**OBJECTIVE**
Each entry below is to be printed verbatim.

**Dataset excerpts**
- - -
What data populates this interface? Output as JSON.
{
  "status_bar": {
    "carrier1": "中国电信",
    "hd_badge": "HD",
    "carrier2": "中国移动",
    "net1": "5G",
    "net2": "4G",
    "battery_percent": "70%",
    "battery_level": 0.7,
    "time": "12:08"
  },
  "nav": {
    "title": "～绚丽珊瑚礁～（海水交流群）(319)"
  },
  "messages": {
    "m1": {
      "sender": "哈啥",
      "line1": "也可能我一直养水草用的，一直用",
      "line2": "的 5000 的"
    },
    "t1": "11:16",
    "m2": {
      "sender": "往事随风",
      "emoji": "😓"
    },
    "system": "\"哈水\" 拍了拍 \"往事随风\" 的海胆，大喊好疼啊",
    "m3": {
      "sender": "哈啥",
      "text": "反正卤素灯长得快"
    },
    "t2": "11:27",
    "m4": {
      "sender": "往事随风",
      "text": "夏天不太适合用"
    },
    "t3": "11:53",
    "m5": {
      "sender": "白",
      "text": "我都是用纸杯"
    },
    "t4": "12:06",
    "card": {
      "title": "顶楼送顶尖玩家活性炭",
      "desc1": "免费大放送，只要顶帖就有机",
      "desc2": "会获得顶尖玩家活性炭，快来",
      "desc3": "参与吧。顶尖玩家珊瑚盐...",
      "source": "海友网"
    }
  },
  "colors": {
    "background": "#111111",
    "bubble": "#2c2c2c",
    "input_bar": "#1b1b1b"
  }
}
- - -
**ANSWER TO THIS EXERCISE**
What data populates this interface? Output as JSON.
{
  "status_bar": {
    "carrier1": "中国电信",
    "hd_badge": "HD",
    "carrier2": "中国移动",
    "net1": "5G",
    "net2": "4G",
    "battery_percent": "70%",
    "battery_level": 0.7,
    "time": "12:08"
  },
  "nav": {
    "title": "～绚丽珊瑚礁～（海水交流群）(319)"
  },
  "messages": {
    "m1": {
      "sender": "哈啥",
      "line1": "也可能我一直养水草用的，一直用",
      "line2": "的 5000 的"
    },
    "t1": "11:16",
    "m2": {
      "sender": "往事随风",
      "emoji": "😓"
    },
    "system": "\"哈水\" 拍了拍 \"往事随风\" 的海胆，大喊好疼啊",
    "m3": {
      "sender": "哈啥",
      "text": "反正卤素灯长得快"
    },
    "t2": "11:27",
    "m4": {
      "sender": "往事随风",
      "text": "夏天不太适合用"
    },
    "t3": "11:53",
    "m5": {
      "sender": "白",
      "text": "我都是用纸杯"
    },
    "t4": "12:06",
    "card": {
      "title": "顶楼送顶尖玩家活性炭",
      "desc1": "免费大放送，只要顶帖就有机",
      "desc2": "会获得顶尖玩家活性炭，快来",
      "desc3": "参与吧。顶尖玩家珊瑚盐...",
      "source": "海友网"
    }
  },
  "colors": {
    "background": "#111111",
    "bubble": "#2c2c2c",
    "input_bar": "#1b1b1b"
  }
}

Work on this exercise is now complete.